→ **SUPPLIED DATA**
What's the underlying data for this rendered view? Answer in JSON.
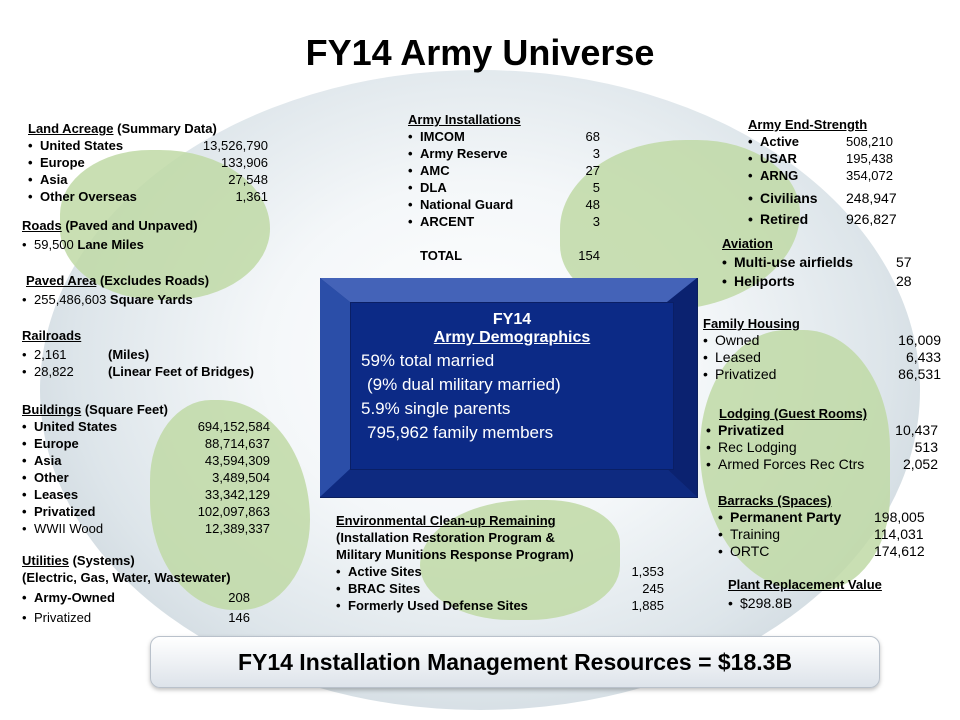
{
  "title": "FY14 Army Universe",
  "land_acreage": {
    "heading_main": "Land Acreage",
    "heading_sub": " (Summary Data)",
    "items": [
      {
        "label": "United States",
        "value": "13,526,790"
      },
      {
        "label": "Europe",
        "value": "133,906"
      },
      {
        "label": "Asia",
        "value": "27,548"
      },
      {
        "label": "Other Overseas",
        "value": "1,361"
      }
    ]
  },
  "roads": {
    "heading_main": "Roads",
    "heading_sub": "  (Paved and Unpaved)",
    "value": "59,500",
    "unit": " Lane Miles"
  },
  "paved_area": {
    "heading_main": "Paved Area",
    "heading_sub": "  (Excludes Roads)",
    "value": "255,486,603",
    "unit": "  Square Yards"
  },
  "railroads": {
    "heading": "Railroads",
    "items": [
      {
        "value": "2,161",
        "unit": "(Miles)"
      },
      {
        "value": "28,822",
        "unit": "(Linear Feet of Bridges)"
      }
    ]
  },
  "buildings": {
    "heading_main": "Buildings",
    "heading_sub": "  (Square Feet)",
    "items": [
      {
        "label": "United States",
        "value": "694,152,584"
      },
      {
        "label": "Europe",
        "value": "88,714,637"
      },
      {
        "label": "Asia",
        "value": "43,594,309"
      },
      {
        "label": "Other",
        "value": "3,489,504"
      },
      {
        "label": "Leases",
        "value": "33,342,129"
      },
      {
        "label": "Privatized",
        "value": "102,097,863"
      },
      {
        "label": "WWII Wood",
        "value": "12,389,337"
      }
    ]
  },
  "utilities": {
    "heading_main": "Utilities",
    "heading_sub": " (Systems)",
    "heading_line2": "(Electric, Gas, Water, Wastewater)",
    "items": [
      {
        "label": "Army-Owned",
        "value": "208"
      },
      {
        "label": "Privatized",
        "value": "146"
      }
    ]
  },
  "installations": {
    "heading": "Army Installations",
    "items": [
      {
        "label": "IMCOM",
        "value": "68"
      },
      {
        "label": "Army Reserve",
        "value": "3"
      },
      {
        "label": "AMC",
        "value": "27"
      },
      {
        "label": "DLA",
        "value": "5"
      },
      {
        "label": "National Guard",
        "value": "48"
      },
      {
        "label": "ARCENT",
        "value": "3"
      }
    ],
    "total_label": "TOTAL",
    "total_value": "154"
  },
  "end_strength": {
    "heading": "Army End-Strength",
    "items": [
      {
        "label": "Active",
        "value": "508,210"
      },
      {
        "label": "USAR",
        "value": "195,438"
      },
      {
        "label": "ARNG",
        "value": "354,072"
      },
      {
        "label": "Civilians",
        "value": "248,947"
      },
      {
        "label": "Retired",
        "value": "926,827"
      }
    ]
  },
  "aviation": {
    "heading": "Aviation",
    "items": [
      {
        "label": "Multi-use airfields",
        "value": "57"
      },
      {
        "label": "Heliports",
        "value": "28"
      }
    ]
  },
  "family_housing": {
    "heading": "Family Housing",
    "items": [
      {
        "label": "Owned",
        "value": "16,009"
      },
      {
        "label": "Leased",
        "value": "6,433"
      },
      {
        "label": "Privatized",
        "value": "86,531"
      }
    ]
  },
  "lodging": {
    "heading": "Lodging (Guest Rooms)",
    "items": [
      {
        "label": "Privatized",
        "value": "10,437"
      },
      {
        "label": "Rec Lodging",
        "value": "513"
      },
      {
        "label": "Armed Forces Rec Ctrs",
        "value": "2,052"
      }
    ]
  },
  "barracks": {
    "heading": "Barracks (Spaces)",
    "items": [
      {
        "label": "Permanent Party",
        "value": "198,005"
      },
      {
        "label": "Training",
        "value": "114,031"
      },
      {
        "label": "ORTC",
        "value": "174,612"
      }
    ]
  },
  "plant_replacement": {
    "heading": "Plant Replacement Value",
    "value": "$298.8B"
  },
  "environmental": {
    "heading": "Environmental Clean-up Remaining",
    "line2": "(Installation Restoration Program &",
    "line3": "Military Munitions Response Program)",
    "items": [
      {
        "label": "Active Sites",
        "value": "1,353"
      },
      {
        "label": "BRAC Sites",
        "value": "245"
      },
      {
        "label": "Formerly Used Defense Sites",
        "value": "1,885"
      }
    ]
  },
  "demographics": {
    "line1": "FY14",
    "line2": "Army Demographics",
    "line3": "59% total married",
    "line4": "(9% dual military married)",
    "line5": "5.9% single parents",
    "line6": "795,962 family members"
  },
  "banner": "FY14 Installation Management Resources = $18.3B",
  "colors": {
    "box_dark": "#0c2a86",
    "box_bevel": "#1a3a8c",
    "land": "#bfd9a6"
  }
}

→ **WORK REQUIRED**
All of the lines above should be retyped precisely, apart from the pictures.

→ **TASK OUTPUT**
What's the underlying data for this rendered view? Answer in JSON.
{
  "title": "FY14 Army Universe",
  "land_acreage": {
    "heading_main": "Land Acreage",
    "heading_sub": " (Summary Data)",
    "items": [
      {
        "label": "United States",
        "value": "13,526,790"
      },
      {
        "label": "Europe",
        "value": "133,906"
      },
      {
        "label": "Asia",
        "value": "27,548"
      },
      {
        "label": "Other Overseas",
        "value": "1,361"
      }
    ]
  },
  "roads": {
    "heading_main": "Roads",
    "heading_sub": "  (Paved and Unpaved)",
    "value": "59,500",
    "unit": " Lane Miles"
  },
  "paved_area": {
    "heading_main": "Paved Area",
    "heading_sub": "  (Excludes Roads)",
    "value": "255,486,603",
    "unit": "  Square Yards"
  },
  "railroads": {
    "heading": "Railroads",
    "items": [
      {
        "value": "2,161",
        "unit": "(Miles)"
      },
      {
        "value": "28,822",
        "unit": "(Linear Feet of Bridges)"
      }
    ]
  },
  "buildings": {
    "heading_main": "Buildings",
    "heading_sub": "  (Square Feet)",
    "items": [
      {
        "label": "United States",
        "value": "694,152,584"
      },
      {
        "label": "Europe",
        "value": "88,714,637"
      },
      {
        "label": "Asia",
        "value": "43,594,309"
      },
      {
        "label": "Other",
        "value": "3,489,504"
      },
      {
        "label": "Leases",
        "value": "33,342,129"
      },
      {
        "label": "Privatized",
        "value": "102,097,863"
      },
      {
        "label": "WWII Wood",
        "value": "12,389,337"
      }
    ]
  },
  "utilities": {
    "heading_main": "Utilities",
    "heading_sub": " (Systems)",
    "heading_line2": "(Electric, Gas, Water, Wastewater)",
    "items": [
      {
        "label": "Army-Owned",
        "value": "208"
      },
      {
        "label": "Privatized",
        "value": "146"
      }
    ]
  },
  "installations": {
    "heading": "Army Installations",
    "items": [
      {
        "label": "IMCOM",
        "value": "68"
      },
      {
        "label": "Army Reserve",
        "value": "3"
      },
      {
        "label": "AMC",
        "value": "27"
      },
      {
        "label": "DLA",
        "value": "5"
      },
      {
        "label": "National Guard",
        "value": "48"
      },
      {
        "label": "ARCENT",
        "value": "3"
      }
    ],
    "total_label": "TOTAL",
    "total_value": "154"
  },
  "end_strength": {
    "heading": "Army End-Strength",
    "items": [
      {
        "label": "Active",
        "value": "508,210"
      },
      {
        "label": "USAR",
        "value": "195,438"
      },
      {
        "label": "ARNG",
        "value": "354,072"
      },
      {
        "label": "Civilians",
        "value": "248,947"
      },
      {
        "label": "Retired",
        "value": "926,827"
      }
    ]
  },
  "aviation": {
    "heading": "Aviation",
    "items": [
      {
        "label": "Multi-use airfields",
        "value": "57"
      },
      {
        "label": "Heliports",
        "value": "28"
      }
    ]
  },
  "family_housing": {
    "heading": "Family Housing",
    "items": [
      {
        "label": "Owned",
        "value": "16,009"
      },
      {
        "label": "Leased",
        "value": "6,433"
      },
      {
        "label": "Privatized",
        "value": "86,531"
      }
    ]
  },
  "lodging": {
    "heading": "Lodging (Guest Rooms)",
    "items": [
      {
        "label": "Privatized",
        "value": "10,437"
      },
      {
        "label": "Rec Lodging",
        "value": "513"
      },
      {
        "label": "Armed Forces Rec Ctrs",
        "value": "2,052"
      }
    ]
  },
  "barracks": {
    "heading": "Barracks (Spaces)",
    "items": [
      {
        "label": "Permanent Party",
        "value": "198,005"
      },
      {
        "label": "Training",
        "value": "114,031"
      },
      {
        "label": "ORTC",
        "value": "174,612"
      }
    ]
  },
  "plant_replacement": {
    "heading": "Plant Replacement Value",
    "value": "$298.8B"
  },
  "environmental": {
    "heading": "Environmental Clean-up Remaining",
    "line2": "(Installation Restoration Program &",
    "line3": "Military Munitions Response Program)",
    "items": [
      {
        "label": "Active Sites",
        "value": "1,353"
      },
      {
        "label": "BRAC Sites",
        "value": "245"
      },
      {
        "label": "Formerly Used Defense Sites",
        "value": "1,885"
      }
    ]
  },
  "demographics": {
    "line1": "FY14",
    "line2": "Army Demographics",
    "line3": "59% total married",
    "line4": "(9% dual military married)",
    "line5": "5.9% single parents",
    "line6": "795,962 family members"
  },
  "banner": "FY14 Installation Management Resources = $18.3B",
  "colors": {
    "box_dark": "#0c2a86",
    "box_bevel": "#1a3a8c",
    "land": "#bfd9a6"
  }
}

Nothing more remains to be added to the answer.